- **What you need to do**:
Omit the images, then print each record below exactly as it reads.

[Records about charts and figures]
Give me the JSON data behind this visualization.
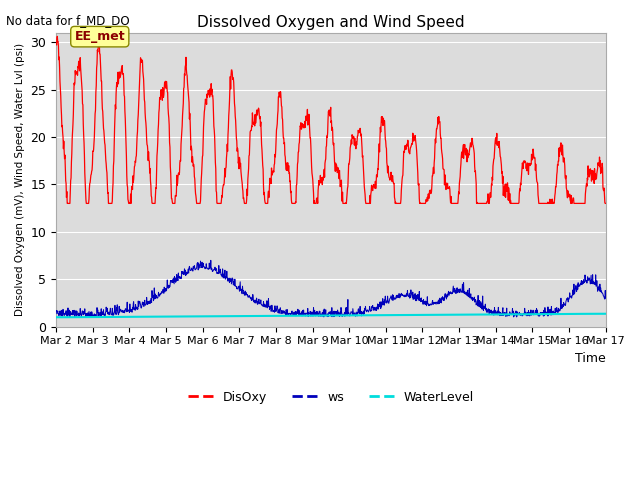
{
  "title": "Dissolved Oxygen and Wind Speed",
  "subtitle": "No data for f_MD_DO",
  "ylabel": "Dissolved Oxygen (mV), Wind Speed, Water Lvl (psi)",
  "xlabel": "Time",
  "annotation": "EE_met",
  "background_color": "#dcdcdc",
  "ylim": [
    0,
    31
  ],
  "yticks": [
    0,
    5,
    10,
    15,
    20,
    25,
    30
  ],
  "x_labels": [
    "Mar 2",
    "Mar 3",
    "Mar 4",
    "Mar 5",
    "Mar 6",
    "Mar 7",
    "Mar 8",
    "Mar 9",
    "Mar 10",
    "Mar 11",
    "Mar 12",
    "Mar 13",
    "Mar 14",
    "Mar 15",
    "Mar 16",
    "Mar 17"
  ],
  "disoxy_color": "#ff0000",
  "ws_color": "#0000bb",
  "waterlevel_color": "#00dddd",
  "legend_labels": [
    "DisOxy",
    "ws",
    "WaterLevel"
  ],
  "grid_color": "#ffffff"
}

- **Task answer**:
Give me the JSON data behind this visualization.
{
  "title": "Dissolved Oxygen and Wind Speed",
  "subtitle": "No data for f_MD_DO",
  "ylabel": "Dissolved Oxygen (mV), Wind Speed, Water Lvl (psi)",
  "xlabel": "Time",
  "annotation": "EE_met",
  "background_color": "#dcdcdc",
  "ylim": [
    0,
    31
  ],
  "yticks": [
    0,
    5,
    10,
    15,
    20,
    25,
    30
  ],
  "x_labels": [
    "Mar 2",
    "Mar 3",
    "Mar 4",
    "Mar 5",
    "Mar 6",
    "Mar 7",
    "Mar 8",
    "Mar 9",
    "Mar 10",
    "Mar 11",
    "Mar 12",
    "Mar 13",
    "Mar 14",
    "Mar 15",
    "Mar 16",
    "Mar 17"
  ],
  "disoxy_color": "#ff0000",
  "ws_color": "#0000bb",
  "waterlevel_color": "#00dddd",
  "legend_labels": [
    "DisOxy",
    "ws",
    "WaterLevel"
  ],
  "grid_color": "#ffffff"
}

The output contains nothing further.